## WRITTEN EXERCISE
Word for word, copy all the data and drop the pictures.

○ ○ ○ ○ ○

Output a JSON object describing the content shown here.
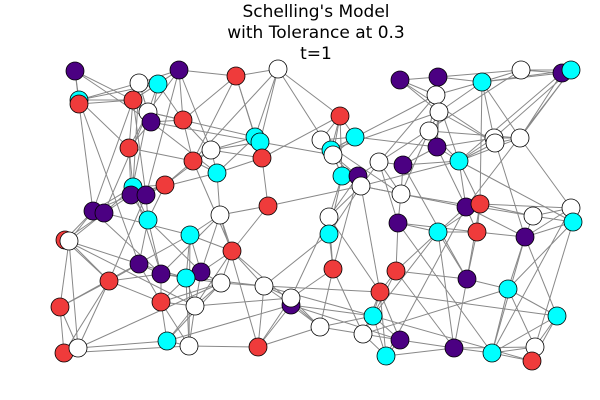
{
  "title": [
    "Schelling's Model",
    "with Tolerance at 0.3",
    "t=1"
  ],
  "nodes": [
    {
      "color": "#4b0082"
    },
    {
      "color": "#ffffff"
    },
    {
      "color": "#4b0082"
    },
    {
      "color": "#ef3b3b"
    },
    {
      "color": "#ffffff"
    },
    {
      "color": "#00ffff"
    },
    {
      "color": "#ef3b3b"
    },
    {
      "color": "#ef3b3b"
    },
    {
      "color": "#00ffff"
    },
    {
      "color": "#ffffff"
    },
    {
      "color": "#4b0082"
    },
    {
      "color": "#ef3b3b"
    },
    {
      "color": "#4b0082"
    },
    {
      "color": "#4b0082"
    },
    {
      "color": "#00ffff"
    },
    {
      "color": "#ffffff"
    },
    {
      "color": "#4b0082"
    },
    {
      "color": "#00ffff"
    },
    {
      "color": "#ffffff"
    },
    {
      "color": "#ef3b3b"
    },
    {
      "color": "#00ffff"
    },
    {
      "color": "#00ffff"
    },
    {
      "color": "#ffffff"
    },
    {
      "color": "#00ffff"
    },
    {
      "color": "#00ffff"
    },
    {
      "color": "#ffffff"
    },
    {
      "color": "#ef3b3b"
    },
    {
      "color": "#ffffff"
    },
    {
      "color": "#ef3b3b"
    },
    {
      "color": "#ef3b3b"
    },
    {
      "color": "#ffffff"
    },
    {
      "color": "#4b0082"
    },
    {
      "color": "#ffffff"
    },
    {
      "color": "#ffffff"
    },
    {
      "color": "#4b0082"
    },
    {
      "color": "#ffffff"
    },
    {
      "color": "#ffffff"
    },
    {
      "color": "#ffffff"
    },
    {
      "color": "#00ffff"
    },
    {
      "color": "#00ffff"
    },
    {
      "color": "#4b0082"
    },
    {
      "color": "#ffffff"
    },
    {
      "color": "#00ffff"
    },
    {
      "color": "#00ffff"
    },
    {
      "color": "#ef3b3b"
    },
    {
      "color": "#4b0082"
    },
    {
      "color": "#4b0082"
    },
    {
      "color": "#4b0082"
    },
    {
      "color": "#4b0082"
    },
    {
      "color": "#00ffff"
    },
    {
      "color": "#ffffff"
    },
    {
      "color": "#ef3b3b"
    },
    {
      "color": "#ffffff"
    },
    {
      "color": "#ffffff"
    },
    {
      "color": "#4b0082"
    },
    {
      "color": "#00ffff"
    },
    {
      "color": "#4b0082"
    },
    {
      "color": "#ef3b3b"
    },
    {
      "color": "#ffffff"
    },
    {
      "color": "#ffffff"
    },
    {
      "color": "#00ffff"
    },
    {
      "color": "#00ffff"
    },
    {
      "color": "#ef3b3b"
    },
    {
      "color": "#4b0082"
    },
    {
      "color": "#ef3b3b"
    },
    {
      "color": "#ffffff"
    },
    {
      "color": "#00ffff"
    },
    {
      "color": "#ef3b3b"
    },
    {
      "color": "#4b0082"
    },
    {
      "color": "#4b0082"
    },
    {
      "color": "#4b0082"
    },
    {
      "color": "#ef3b3b"
    },
    {
      "color": "#00ffff"
    },
    {
      "color": "#ffffff"
    },
    {
      "color": "#ffffff"
    },
    {
      "color": "#ef3b3b"
    },
    {
      "color": "#ef3b3b"
    },
    {
      "color": "#4b0082"
    },
    {
      "color": "#00ffff"
    },
    {
      "color": "#ef3b3b"
    },
    {
      "color": "#ef3b3b"
    },
    {
      "color": "#ffffff"
    },
    {
      "color": "#4b0082"
    },
    {
      "color": "#ffffff"
    },
    {
      "color": "#ef3b3b"
    },
    {
      "color": "#00ffff"
    },
    {
      "color": "#ffffff"
    },
    {
      "color": "#ffffff"
    },
    {
      "color": "#4b0082"
    },
    {
      "color": "#00ffff"
    },
    {
      "color": "#00ffff"
    },
    {
      "color": "#ffffff"
    },
    {
      "color": "#ef3b3b"
    },
    {
      "color": "#ef3b3b"
    },
    {
      "color": "#ffffff"
    },
    {
      "color": "#00ffff"
    },
    {
      "color": "#4b0082"
    },
    {
      "color": "#00ffff"
    },
    {
      "color": "#ffffff"
    },
    {
      "color": "#ef3b3b"
    }
  ]
}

○ ○ ○ ○ ○

## RESPONSE
Output a JSON object describing the content shown here.
{
  "title": [
    "Schelling's Model",
    "with Tolerance at 0.3",
    "t=1"
  ],
  "nodes": [
    {
      "color": "#4b0082"
    },
    {
      "color": "#ffffff"
    },
    {
      "color": "#4b0082"
    },
    {
      "color": "#ef3b3b"
    },
    {
      "color": "#ffffff"
    },
    {
      "color": "#00ffff"
    },
    {
      "color": "#ef3b3b"
    },
    {
      "color": "#ef3b3b"
    },
    {
      "color": "#00ffff"
    },
    {
      "color": "#ffffff"
    },
    {
      "color": "#4b0082"
    },
    {
      "color": "#ef3b3b"
    },
    {
      "color": "#4b0082"
    },
    {
      "color": "#4b0082"
    },
    {
      "color": "#00ffff"
    },
    {
      "color": "#ffffff"
    },
    {
      "color": "#4b0082"
    },
    {
      "color": "#00ffff"
    },
    {
      "color": "#ffffff"
    },
    {
      "color": "#ef3b3b"
    },
    {
      "color": "#00ffff"
    },
    {
      "color": "#00ffff"
    },
    {
      "color": "#ffffff"
    },
    {
      "color": "#00ffff"
    },
    {
      "color": "#00ffff"
    },
    {
      "color": "#ffffff"
    },
    {
      "color": "#ef3b3b"
    },
    {
      "color": "#ffffff"
    },
    {
      "color": "#ef3b3b"
    },
    {
      "color": "#ef3b3b"
    },
    {
      "color": "#ffffff"
    },
    {
      "color": "#4b0082"
    },
    {
      "color": "#ffffff"
    },
    {
      "color": "#ffffff"
    },
    {
      "color": "#4b0082"
    },
    {
      "color": "#ffffff"
    },
    {
      "color": "#ffffff"
    },
    {
      "color": "#ffffff"
    },
    {
      "color": "#00ffff"
    },
    {
      "color": "#00ffff"
    },
    {
      "color": "#4b0082"
    },
    {
      "color": "#ffffff"
    },
    {
      "color": "#00ffff"
    },
    {
      "color": "#00ffff"
    },
    {
      "color": "#ef3b3b"
    },
    {
      "color": "#4b0082"
    },
    {
      "color": "#4b0082"
    },
    {
      "color": "#4b0082"
    },
    {
      "color": "#4b0082"
    },
    {
      "color": "#00ffff"
    },
    {
      "color": "#ffffff"
    },
    {
      "color": "#ef3b3b"
    },
    {
      "color": "#ffffff"
    },
    {
      "color": "#ffffff"
    },
    {
      "color": "#4b0082"
    },
    {
      "color": "#00ffff"
    },
    {
      "color": "#4b0082"
    },
    {
      "color": "#ef3b3b"
    },
    {
      "color": "#ffffff"
    },
    {
      "color": "#ffffff"
    },
    {
      "color": "#00ffff"
    },
    {
      "color": "#00ffff"
    },
    {
      "color": "#ef3b3b"
    },
    {
      "color": "#4b0082"
    },
    {
      "color": "#ef3b3b"
    },
    {
      "color": "#ffffff"
    },
    {
      "color": "#00ffff"
    },
    {
      "color": "#ef3b3b"
    },
    {
      "color": "#4b0082"
    },
    {
      "color": "#4b0082"
    },
    {
      "color": "#4b0082"
    },
    {
      "color": "#ef3b3b"
    },
    {
      "color": "#00ffff"
    },
    {
      "color": "#ffffff"
    },
    {
      "color": "#ffffff"
    },
    {
      "color": "#ef3b3b"
    },
    {
      "color": "#ef3b3b"
    },
    {
      "color": "#4b0082"
    },
    {
      "color": "#00ffff"
    },
    {
      "color": "#ef3b3b"
    },
    {
      "color": "#ef3b3b"
    },
    {
      "color": "#ffffff"
    },
    {
      "color": "#4b0082"
    },
    {
      "color": "#ffffff"
    },
    {
      "color": "#ef3b3b"
    },
    {
      "color": "#00ffff"
    },
    {
      "color": "#ffffff"
    },
    {
      "color": "#ffffff"
    },
    {
      "color": "#4b0082"
    },
    {
      "color": "#00ffff"
    },
    {
      "color": "#00ffff"
    },
    {
      "color": "#ffffff"
    },
    {
      "color": "#ef3b3b"
    },
    {
      "color": "#ef3b3b"
    },
    {
      "color": "#ffffff"
    },
    {
      "color": "#00ffff"
    },
    {
      "color": "#4b0082"
    },
    {
      "color": "#00ffff"
    },
    {
      "color": "#ffffff"
    },
    {
      "color": "#ef3b3b"
    }
  ]
}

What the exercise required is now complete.